## To do
Only a number is expected here: the count of lines in the data that contain "wurden".

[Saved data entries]
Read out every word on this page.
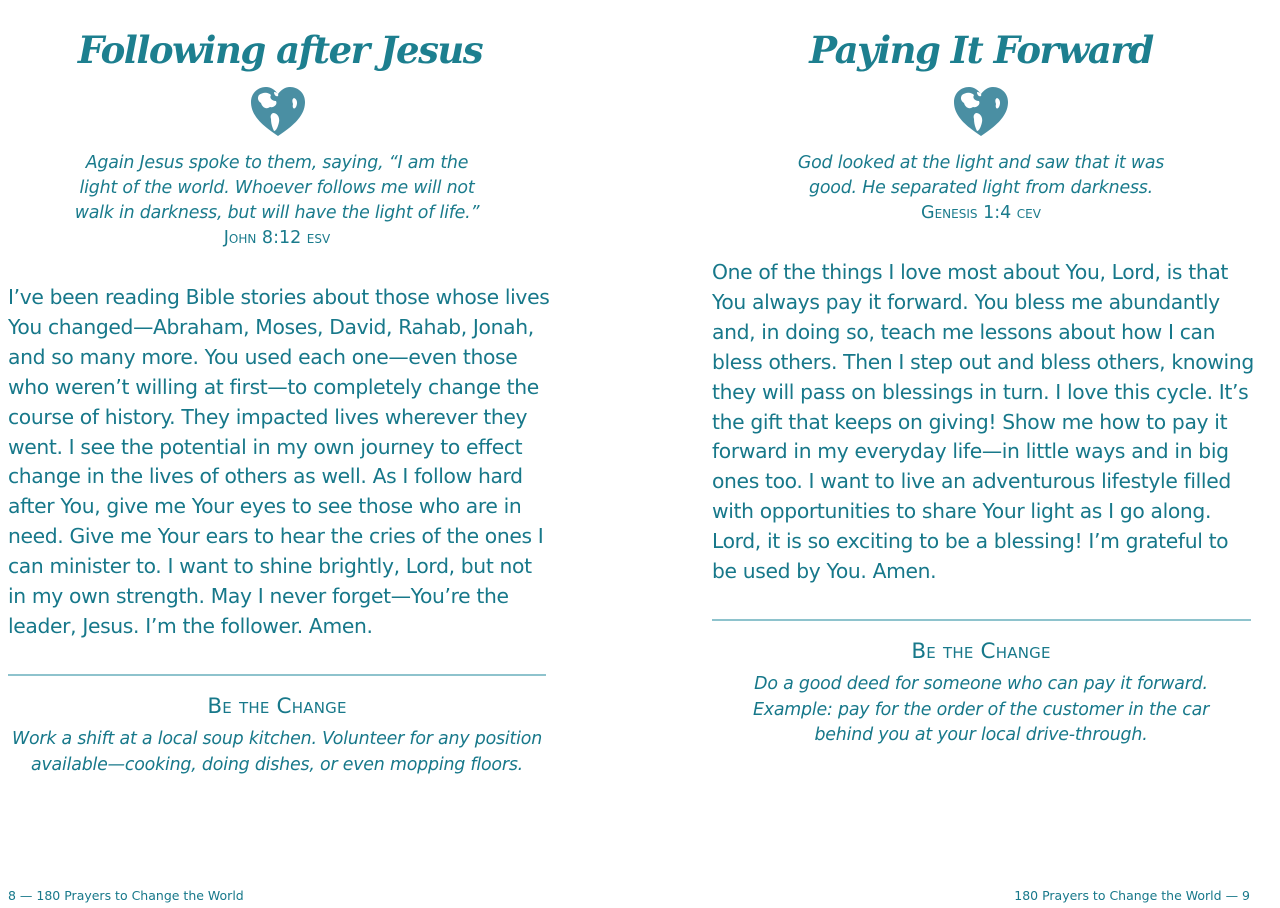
Following after Jesus
Again Jesus spoke to them, saying, “I am the
light of the world. Whoever follows me will not
walk in darkness, but will have the light of life.”
John 8:12 esv
I’ve been reading Bible stories about those whose lives
You changed—Abraham, Moses, David, Rahab, Jonah,
and so many more. You used each one—even those
who weren’t willing at first—to completely change the
course of history. They impacted lives wherever they
went. I see the potential in my own journey to effect
change in the lives of others as well. As I follow hard
after You, give me Your eyes to see those who are in
need. Give me Your ears to hear the cries of the ones I
can minister to. I want to shine brightly, Lord, but not
in my own strength. May I never forget—You’re the
leader, Jesus. I’m the follower. Amen.
Be the Change
Work a shift at a local soup kitchen. Volunteer for any position
available—cooking, doing dishes, or even mopping floors.
8 — 180 Prayers to Change the World
Paying It Forward
God looked at the light and saw that it was
good. He separated light from darkness.
Genesis 1:4 cev
One of the things I love most about You, Lord, is that
You always pay it forward. You bless me abundantly
and, in doing so, teach me lessons about how I can
bless others. Then I step out and bless others, knowing
they will pass on blessings in turn. I love this cycle. It’s
the gift that keeps on giving! Show me how to pay it
forward in my everyday life—in little ways and in big
ones too. I want to live an adventurous lifestyle filled
with opportunities to share Your light as I go along.
Lord, it is so exciting to be a blessing! I’m grateful to
be used by You. Amen.
Be the Change
Do a good deed for someone who can pay it forward.
Example: pay for the order of the customer in the car
behind you at your local drive-through.
180 Prayers to Change the World — 9
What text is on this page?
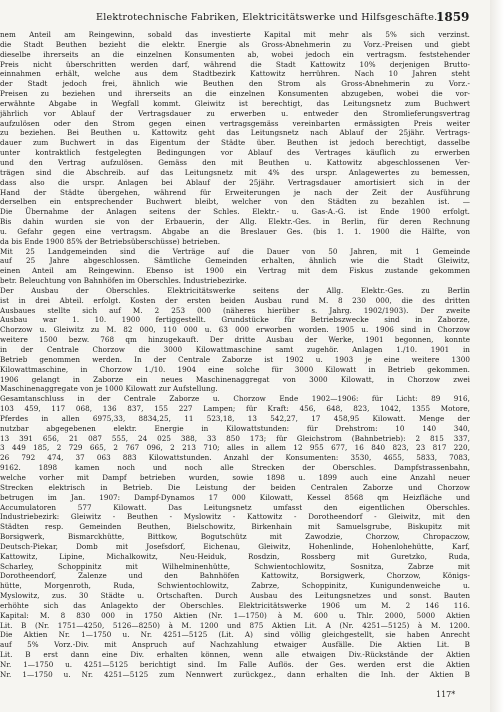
Elektrotechnische Fabriken, Elektricitätswerke und Hilfsgeschäfte.
1859
nem Anteil am Reingewinn, sobald das investierte Kapital mit mehr als 5% sich verzinst.
die Stadt Beuthen bezieht die elektr. Energie als Gross-Abnehmerin zu Vorz.-Preisen und giebt
dieselbe ihrerseits an die einzelnen Konsumenten ab, wobei jedoch ein vertragsm. feststehender
Preis nicht überschritten werden darf, während die Stadt Kattowitz 10% derjenigen Brutto-
einnahmen erhält, welche aus dem Stadtbezirk Kattowitz herrühren. Nach 10 Jahren steht
der Stadt jedoch frei, ähnlich wie Beuthen den Strom als Gross-Abnehmerin zu Vorz.-
Preisen zu beziehen und ihrerseits an die einzelnen Konsumenten abzugeben, wobei die vor-
erwähnte Abgabe in Wegfall kommt. Gleiwitz ist berechtigt, das Leitungsnetz zum Buchwert
jährlich vor Ablauf der Vertragsdauer zu erwerben u. entweder den Stromlieferungsvertrag
aufzulösen oder den Strom gegen einen vertragsgemäss vereinbarten ermässigten Preis weiter
zu beziehen. Bei Beuthen u. Kattowitz geht das Leitungsnetz nach Ablauf der 25jähr. Vertrags-
dauer zum Buchwert in das Eigentum der Städte über. Beuthen ist jedoch berechtigt, dasselbe
unter kontraktlich festgelegten Bedingungen vor Ablauf des Vertrages käuflich zu erwerben
und den Vertrag aufzulösen. Gemäss den mit Beuthen u. Kattowitz abgeschlossenen Ver-
trägen sind die Abschreib. auf das Leitungsnetz mit 4% des urspr. Anlagewertes zu bemessen,
dass also die urspr. Anlagen bei Ablauf der 25jähr. Vertragsdauer amortisiert sich in der
Hand der Städte übergehen, während für Erweiterungen je nach der Zeit der Ausführung
derselben ein entsprechender Buchwert bleibt, welcher von den Städten zu bezahlen ist. —
Die Übernahme der Anlagen seitens der Schles. Elektr.- u. Gas-A.-G. ist Ende 1900 erfolgt.
Bis dahin wurden sie von der Erbauerin, der Allg. Elektr.-Ges. in Berlin, für deren Rechnung
u. Gefahr gegen eine vertragsm. Abgabe an die Breslauer Ges. (bis 1. 1. 1900 die Hälfte, von
da bis Ende 1900 85% der Betriebsüberschüsse) betrieben.
Mit 25 Landgemeinden sind die Verträge auf die Dauer von 50 Jahren, mit 1 Gemeinde
auf 25 Jahre abgeschlossen. Sämtliche Gemeinden erhalten, ähnlich wie die Stadt Gleiwitz,
einen Anteil am Reingewinn. Ebenso ist 1900 ein Vertrag mit dem Fiskus zustande gekommen
betr. Beleuchtung von Bahnhöfen im Oberschles. Industriebezirke.
Der Ausbau der Oberschles. Elektricitätswerke seitens der Allg. Elektr.-Ges. zu Berlin
ist in drei Abteil. erfolgt. Kosten der ersten beiden Ausbau rund M. 8 230 000, die des dritten
Ausbaues stellte sich auf M. 2 253 000 (näheres hierüber s. Jahrg. 1902/1903). Der zweite
Ausbau war 1. 10. 1900 fertiggestellt. Grundstücke für Betriebszwecke sind in Zaborze,
Chorzow u. Gleiwitz zu M. 82 000, 110 000 u. 63 000 erworben worden. 1905 u. 1906 sind in Chorzow
weitere 1500 bezw. 768 qm hinzugekauft. Der dritte Ausbau der Werke, 1901 begonnen, konnte
in der Centrale Chorzow die 3000 Kilowattmaschine samt zugehör. Anlagen 1./10. 1901 in
Betrieb genommen werden. In der Centrale Zaborze ist 1902 u. 1903 je eine weitere 1300
Kilowattmaschine, in Chorzow 1./10. 1904 eine solche für 3000 Kilowatt in Betrieb gekommen.
1906 gelangt in Zaborze ein neues Maschinenaggregat von 3000 Kilowatt, in Chorzow zwei
Maschinenaggregate von je 1000 Kilowatt zur Aufstellung.
Gesamtanschluss in der Centrale Zaborze u. Chorzow Ende 1902—1906: für Licht: 89 916,
103 459, 117 068, 136 837, 155 227 Lampen; für Kraft: 456, 648, 823, 1042, 1355 Motore,
Pferdes in allen 6975,33, 8834,25, 11 523,18, 13 542,27, 17 458,95 Kilowatt. Menge der
nutzbar abgegebenen elektr. Energie in Kilowattstunden: für Drehstrom: 10 140 340,
13 391 656, 21 087 555, 24 025 388, 33 850 173; für Gleichstrom (Bahnbetrieb): 2 815 337,
3 449 185, 2 729 665, 2 767 096, 2 213 710; alles in allem 12 955 677, 16 840 823, 23 817 220,
26 792 474, 37 063 883 Kilowattstunden. Anzahl der Konsumenten: 3530, 4655, 5833, 7083,
9162. 1898 kamen noch und noch alle Strecken der Oberschles. Dampfstrassenbahn,
welche vorher mit Dampf betrieben wurden, sowie 1898 u. 1899 auch eine Anzahl neuer
Strecken elektrisch in Betrieb. Die Leistung der beiden Centralen Zaborze und Chorzow
betrugen im Jan. 1907: Dampf-Dynamos 17 000 Kilowatt, Kessel 8568 qm Heizfläche und
Accumulatoren 577 Kilowatt. Das Leitungsnetz umfasst den eigentlichen Oberschles.
Industriebezirk: Gleiwitz - Beuthen - Myslowitz - Kattowitz - Dorotheendorf - Gleiwitz, mit den
Städten resp. Gemeinden Beuthen, Bielschowitz, Birkenhain mit Samuelsgrube, Biskupitz mit
Borsigwerk, Bismarckhütte, Bittkow, Bogutschütz mit Zawodzie, Chorzow, Chropaczow,
Deutsch-Piekar, Domb mit Josefsdorf, Eichenau, Gleiwitz, Hohenlinde, Hohenlohehütte, Karf,
Kattowitz, Lipine, Michalkowitz, Neu-Heiduk, Rosdzin, Rossberg mit Guretzko, Ruda,
Scharley, Schoppinitz mit Wilhelminenhütte, Schwientochlowitz, Sosnitza, Zabrze mit
Dorotheendorf, Zalenze und den Bahnhöfen Kattowitz, Borsigwerk, Chorzow, Königs-
hütte, Morgenroth, Ruda, Schwientochlowitz, Zabrze, Schoppinitz, Kunigundenweiche u.
Myslowitz, zus. 30 Städte u. Ortschaften. Durch Ausbau des Leitungsnetzes und sonst. Bauten
erhöhte sich das Anlagekto der Oberschles. Elektricitätswerke 1906 um M. 2 146 116.
Kapital: M. 8 830 000 in 1750 Aktien (Nr. 1—1750) à M. 600 u. Thlr. 2000, 5000 Aktien
Lit. B (Nr. 1751—4250, 5126—8250) à M. 1200 und 875 Aktien Lit. A (Nr. 4251—5125) à M. 1200.
Die Aktien Nr. 1—1750 u. Nr. 4251—5125 (Lit. A) sind völlig gleichgestellt, sie haben Anrecht
auf 5% Vorz.-Div. mit Anspruch auf Nachzahlung etwaiger Ausfälle. Die Aktien Lit. B
Lit. B erst dann eine Div. erhalten können, wenn alle etwaigen Div.-Rückstände der Aktien
Nr. 1—1750 u. 4251—5125 berichtigt sind. Im Falle Auflös. der Ges. werden erst die Aktien
Nr. 1—1750 u. Nr. 4251—5125 zum Nennwert zurückgez., dann erhalten die Inh. der Aktien B
117*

## Reply to the task
2